Output the material below in full, exactly as it is.

+++ Data for this exercise +++

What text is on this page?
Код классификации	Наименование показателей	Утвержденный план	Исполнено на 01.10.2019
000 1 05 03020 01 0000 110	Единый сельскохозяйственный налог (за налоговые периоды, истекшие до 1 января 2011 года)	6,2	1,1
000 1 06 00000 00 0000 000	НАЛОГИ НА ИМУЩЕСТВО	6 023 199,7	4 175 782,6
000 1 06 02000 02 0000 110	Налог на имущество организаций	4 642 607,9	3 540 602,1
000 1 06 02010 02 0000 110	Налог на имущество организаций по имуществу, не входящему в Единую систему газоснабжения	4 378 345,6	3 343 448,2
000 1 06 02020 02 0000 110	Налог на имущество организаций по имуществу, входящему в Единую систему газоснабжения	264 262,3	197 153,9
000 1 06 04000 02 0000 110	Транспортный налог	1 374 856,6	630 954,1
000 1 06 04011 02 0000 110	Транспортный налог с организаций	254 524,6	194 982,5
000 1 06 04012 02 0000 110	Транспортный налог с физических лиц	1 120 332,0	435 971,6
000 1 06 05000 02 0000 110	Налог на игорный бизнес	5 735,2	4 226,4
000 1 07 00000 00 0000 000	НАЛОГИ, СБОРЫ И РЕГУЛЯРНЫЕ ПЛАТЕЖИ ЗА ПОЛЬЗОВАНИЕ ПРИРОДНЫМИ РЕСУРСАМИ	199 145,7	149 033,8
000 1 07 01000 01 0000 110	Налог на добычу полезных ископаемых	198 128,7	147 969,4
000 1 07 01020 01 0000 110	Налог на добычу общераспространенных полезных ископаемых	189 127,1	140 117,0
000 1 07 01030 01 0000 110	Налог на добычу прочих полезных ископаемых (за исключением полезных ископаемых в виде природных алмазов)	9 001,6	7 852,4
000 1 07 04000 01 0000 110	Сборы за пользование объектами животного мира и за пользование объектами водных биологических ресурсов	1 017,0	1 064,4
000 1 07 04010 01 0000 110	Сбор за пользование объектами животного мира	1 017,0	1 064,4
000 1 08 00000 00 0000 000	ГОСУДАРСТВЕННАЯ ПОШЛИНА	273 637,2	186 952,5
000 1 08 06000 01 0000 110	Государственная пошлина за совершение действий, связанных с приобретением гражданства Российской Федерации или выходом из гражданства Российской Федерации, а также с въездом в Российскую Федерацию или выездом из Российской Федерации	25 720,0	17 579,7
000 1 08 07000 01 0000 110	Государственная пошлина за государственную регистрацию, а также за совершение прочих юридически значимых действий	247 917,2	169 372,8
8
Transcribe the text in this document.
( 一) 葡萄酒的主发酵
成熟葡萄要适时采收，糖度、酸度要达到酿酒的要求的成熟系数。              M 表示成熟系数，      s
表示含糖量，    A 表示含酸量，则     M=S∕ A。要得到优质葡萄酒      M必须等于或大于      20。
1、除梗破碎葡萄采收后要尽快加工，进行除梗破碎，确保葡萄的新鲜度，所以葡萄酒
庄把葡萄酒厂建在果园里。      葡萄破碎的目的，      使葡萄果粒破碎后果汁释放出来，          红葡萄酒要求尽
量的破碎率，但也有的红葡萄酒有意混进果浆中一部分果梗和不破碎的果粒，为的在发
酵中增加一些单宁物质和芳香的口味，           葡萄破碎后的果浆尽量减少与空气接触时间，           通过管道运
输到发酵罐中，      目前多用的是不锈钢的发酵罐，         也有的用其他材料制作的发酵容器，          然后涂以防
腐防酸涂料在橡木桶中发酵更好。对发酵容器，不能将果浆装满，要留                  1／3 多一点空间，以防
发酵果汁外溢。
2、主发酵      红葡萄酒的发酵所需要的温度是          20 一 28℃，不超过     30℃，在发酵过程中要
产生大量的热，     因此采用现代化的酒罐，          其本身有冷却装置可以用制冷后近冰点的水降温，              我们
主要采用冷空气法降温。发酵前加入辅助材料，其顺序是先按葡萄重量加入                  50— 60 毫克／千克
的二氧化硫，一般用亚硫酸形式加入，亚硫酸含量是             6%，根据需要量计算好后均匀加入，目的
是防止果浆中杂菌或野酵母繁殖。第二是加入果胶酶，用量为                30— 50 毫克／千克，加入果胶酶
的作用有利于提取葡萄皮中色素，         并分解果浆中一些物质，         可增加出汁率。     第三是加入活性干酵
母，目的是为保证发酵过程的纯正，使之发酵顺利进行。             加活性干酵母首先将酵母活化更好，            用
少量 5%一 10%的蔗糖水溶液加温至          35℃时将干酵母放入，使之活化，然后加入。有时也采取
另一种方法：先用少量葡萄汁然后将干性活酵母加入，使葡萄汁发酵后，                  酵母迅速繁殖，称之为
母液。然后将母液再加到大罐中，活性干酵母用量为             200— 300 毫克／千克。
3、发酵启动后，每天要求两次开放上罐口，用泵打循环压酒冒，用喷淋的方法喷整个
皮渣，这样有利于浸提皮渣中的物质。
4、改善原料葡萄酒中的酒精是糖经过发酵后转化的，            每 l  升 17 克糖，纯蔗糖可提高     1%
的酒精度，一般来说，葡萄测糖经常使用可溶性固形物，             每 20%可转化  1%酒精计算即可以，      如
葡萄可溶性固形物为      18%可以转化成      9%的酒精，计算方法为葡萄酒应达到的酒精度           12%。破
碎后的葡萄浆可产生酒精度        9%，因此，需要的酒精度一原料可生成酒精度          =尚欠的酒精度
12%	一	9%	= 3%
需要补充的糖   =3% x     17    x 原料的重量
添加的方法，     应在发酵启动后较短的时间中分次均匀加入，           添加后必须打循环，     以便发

+++

**Final result**
What text is on this page?
Код классификации	Наименование показателей	Утвержденный план	Исполнено на 01.10.2019
000 1 05 03020 01 0000 110	Единый сельскохозяйственный налог (за налоговые периоды, истекшие до 1 января 2011 года)	6,2	1,1
000 1 06 00000 00 0000 000	НАЛОГИ НА ИМУЩЕСТВО	6 023 199,7	4 175 782,6
000 1 06 02000 02 0000 110	Налог на имущество организаций	4 642 607,9	3 540 602,1
000 1 06 02010 02 0000 110	Налог на имущество организаций по имуществу, не входящему в Единую систему газоснабжения	4 378 345,6	3 343 448,2
000 1 06 02020 02 0000 110	Налог на имущество организаций по имуществу, входящему в Единую систему газоснабжения	264 262,3	197 153,9
000 1 06 04000 02 0000 110	Транспортный налог	1 374 856,6	630 954,1
000 1 06 04011 02 0000 110	Транспортный налог с организаций	254 524,6	194 982,5
000 1 06 04012 02 0000 110	Транспортный налог с физических лиц	1 120 332,0	435 971,6
000 1 06 05000 02 0000 110	Налог на игорный бизнес	5 735,2	4 226,4
000 1 07 00000 00 0000 000	НАЛОГИ, СБОРЫ И РЕГУЛЯРНЫЕ ПЛАТЕЖИ ЗА ПОЛЬЗОВАНИЕ ПРИРОДНЫМИ РЕСУРСАМИ	199 145,7	149 033,8
000 1 07 01000 01 0000 110	Налог на добычу полезных ископаемых	198 128,7	147 969,4
000 1 07 01020 01 0000 110	Налог на добычу общераспространенных полезных ископаемых	189 127,1	140 117,0
000 1 07 01030 01 0000 110	Налог на добычу прочих полезных ископаемых (за исключением полезных ископаемых в виде природных алмазов)	9 001,6	7 852,4
000 1 07 04000 01 0000 110	Сборы за пользование объектами животного мира и за пользование объектами водных биологических ресурсов	1 017,0	1 064,4
000 1 07 04010 01 0000 110	Сбор за пользование объектами животного мира	1 017,0	1 064,4
000 1 08 00000 00 0000 000	ГОСУДАРСТВЕННАЯ ПОШЛИНА	273 637,2	186 952,5
000 1 08 06000 01 0000 110	Государственная пошлина за совершение действий, связанных с приобретением гражданства Российской Федерации или выходом из гражданства Российской Федерации, а также с въездом в Российскую Федерацию или выездом из Российской Федерации	25 720,0	17 579,7
000 1 08 07000 01 0000 110	Государственная пошлина за государственную регистрацию, а также за совершение прочих юридически значимых действий	247 917,2	169 372,8
8
Transcribe the text in this document.
( 一) 葡萄酒的主发酵
成熟葡萄要适时采收，糖度、酸度要达到酿酒的要求的成熟系数。              M 表示成熟系数，      s
表示含糖量，    A 表示含酸量，则     M=S∕ A。要得到优质葡萄酒      M必须等于或大于      20。
1、除梗破碎葡萄采收后要尽快加工，进行除梗破碎，确保葡萄的新鲜度，所以葡萄酒
庄把葡萄酒厂建在果园里。      葡萄破碎的目的，      使葡萄果粒破碎后果汁释放出来，          红葡萄酒要求尽
量的破碎率，但也有的红葡萄酒有意混进果浆中一部分果梗和不破碎的果粒，为的在发
酵中增加一些单宁物质和芳香的口味，           葡萄破碎后的果浆尽量减少与空气接触时间，           通过管道运
输到发酵罐中，      目前多用的是不锈钢的发酵罐，         也有的用其他材料制作的发酵容器，          然后涂以防
腐防酸涂料在橡木桶中发酵更好。对发酵容器，不能将果浆装满，要留                  1／3 多一点空间，以防
发酵果汁外溢。
2、主发酵      红葡萄酒的发酵所需要的温度是          20 一 28℃，不超过     30℃，在发酵过程中要
产生大量的热，     因此采用现代化的酒罐，          其本身有冷却装置可以用制冷后近冰点的水降温，              我们
主要采用冷空气法降温。发酵前加入辅助材料，其顺序是先按葡萄重量加入                  50— 60 毫克／千克
的二氧化硫，一般用亚硫酸形式加入，亚硫酸含量是             6%，根据需要量计算好后均匀加入，目的
是防止果浆中杂菌或野酵母繁殖。第二是加入果胶酶，用量为                30— 50 毫克／千克，加入果胶酶
的作用有利于提取葡萄皮中色素，         并分解果浆中一些物质，         可增加出汁率。     第三是加入活性干酵
母，目的是为保证发酵过程的纯正，使之发酵顺利进行。             加活性干酵母首先将酵母活化更好，            用
少量 5%一 10%的蔗糖水溶液加温至          35℃时将干酵母放入，使之活化，然后加入。有时也采取
另一种方法：先用少量葡萄汁然后将干性活酵母加入，使葡萄汁发酵后，                  酵母迅速繁殖，称之为
母液。然后将母液再加到大罐中，活性干酵母用量为             200— 300 毫克／千克。
3、发酵启动后，每天要求两次开放上罐口，用泵打循环压酒冒，用喷淋的方法喷整个
皮渣，这样有利于浸提皮渣中的物质。
4、改善原料葡萄酒中的酒精是糖经过发酵后转化的，            每 l  升 17 克糖，纯蔗糖可提高     1%
的酒精度，一般来说，葡萄测糖经常使用可溶性固形物，             每 20%可转化  1%酒精计算即可以，      如
葡萄可溶性固形物为      18%可以转化成      9%的酒精，计算方法为葡萄酒应达到的酒精度           12%。破
碎后的葡萄浆可产生酒精度        9%，因此，需要的酒精度一原料可生成酒精度          =尚欠的酒精度
12%	一	9%	= 3%
需要补充的糖   =3% x     17    x 原料的重量
添加的方法，     应在发酵启动后较短的时间中分次均匀加入，           添加后必须打循环，     以便发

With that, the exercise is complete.